§ **RECORDS SUPPLIED**
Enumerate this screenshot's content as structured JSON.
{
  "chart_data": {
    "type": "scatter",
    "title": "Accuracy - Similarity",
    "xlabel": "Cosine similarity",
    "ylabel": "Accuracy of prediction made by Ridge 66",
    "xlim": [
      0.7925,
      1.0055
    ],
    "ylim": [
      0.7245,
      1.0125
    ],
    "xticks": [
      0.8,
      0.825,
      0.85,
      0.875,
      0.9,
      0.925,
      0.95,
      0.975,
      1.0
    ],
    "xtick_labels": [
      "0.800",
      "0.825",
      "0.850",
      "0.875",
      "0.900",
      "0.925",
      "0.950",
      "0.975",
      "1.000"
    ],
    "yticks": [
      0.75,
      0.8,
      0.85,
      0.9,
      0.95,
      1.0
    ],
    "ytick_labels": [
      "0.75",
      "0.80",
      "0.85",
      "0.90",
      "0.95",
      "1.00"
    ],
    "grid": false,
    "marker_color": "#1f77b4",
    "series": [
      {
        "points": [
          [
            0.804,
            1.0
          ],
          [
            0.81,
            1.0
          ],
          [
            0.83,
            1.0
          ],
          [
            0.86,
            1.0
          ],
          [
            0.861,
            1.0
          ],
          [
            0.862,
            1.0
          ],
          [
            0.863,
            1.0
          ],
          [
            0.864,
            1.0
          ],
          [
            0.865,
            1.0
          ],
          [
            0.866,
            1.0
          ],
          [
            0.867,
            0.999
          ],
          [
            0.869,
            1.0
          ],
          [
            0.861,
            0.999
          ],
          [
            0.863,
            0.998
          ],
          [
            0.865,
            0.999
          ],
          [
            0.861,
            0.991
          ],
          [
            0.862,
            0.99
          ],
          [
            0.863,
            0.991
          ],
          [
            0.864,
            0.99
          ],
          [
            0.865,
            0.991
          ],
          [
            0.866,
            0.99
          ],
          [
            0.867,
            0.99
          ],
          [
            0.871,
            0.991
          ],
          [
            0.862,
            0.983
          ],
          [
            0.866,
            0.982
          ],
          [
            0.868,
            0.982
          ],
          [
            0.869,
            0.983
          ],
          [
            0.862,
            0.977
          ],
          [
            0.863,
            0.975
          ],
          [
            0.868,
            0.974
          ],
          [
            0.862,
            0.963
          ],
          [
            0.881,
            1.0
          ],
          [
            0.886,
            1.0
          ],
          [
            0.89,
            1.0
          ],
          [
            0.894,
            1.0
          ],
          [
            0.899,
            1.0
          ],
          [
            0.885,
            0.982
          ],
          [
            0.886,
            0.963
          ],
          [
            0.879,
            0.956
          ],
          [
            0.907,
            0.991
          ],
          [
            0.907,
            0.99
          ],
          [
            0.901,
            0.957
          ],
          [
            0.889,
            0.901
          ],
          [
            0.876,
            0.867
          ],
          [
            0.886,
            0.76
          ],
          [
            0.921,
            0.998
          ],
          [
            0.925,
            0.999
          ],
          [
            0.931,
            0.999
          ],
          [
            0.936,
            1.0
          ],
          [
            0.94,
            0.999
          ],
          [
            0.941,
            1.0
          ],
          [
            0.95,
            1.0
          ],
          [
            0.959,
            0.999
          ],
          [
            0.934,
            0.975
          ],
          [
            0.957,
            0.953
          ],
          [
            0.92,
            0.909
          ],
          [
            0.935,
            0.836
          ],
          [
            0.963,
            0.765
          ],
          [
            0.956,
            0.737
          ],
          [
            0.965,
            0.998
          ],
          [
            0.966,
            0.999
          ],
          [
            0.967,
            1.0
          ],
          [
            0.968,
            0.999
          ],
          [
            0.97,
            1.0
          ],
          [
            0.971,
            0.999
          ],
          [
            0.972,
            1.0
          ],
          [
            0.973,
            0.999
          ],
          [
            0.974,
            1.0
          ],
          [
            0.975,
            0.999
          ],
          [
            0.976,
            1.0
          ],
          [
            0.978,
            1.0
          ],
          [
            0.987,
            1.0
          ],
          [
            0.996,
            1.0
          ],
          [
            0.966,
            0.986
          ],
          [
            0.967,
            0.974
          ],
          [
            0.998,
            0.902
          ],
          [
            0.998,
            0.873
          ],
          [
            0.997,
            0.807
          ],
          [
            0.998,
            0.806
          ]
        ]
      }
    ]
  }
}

§ **PROBLEM REQUIREMENTS**
Pick out lines containing the word "Accuracy", each one as written.

§ **FINISHED TASK**
    "title": "Accuracy - Similarity",
    "ylabel": "Accuracy of prediction made by Ridge 66",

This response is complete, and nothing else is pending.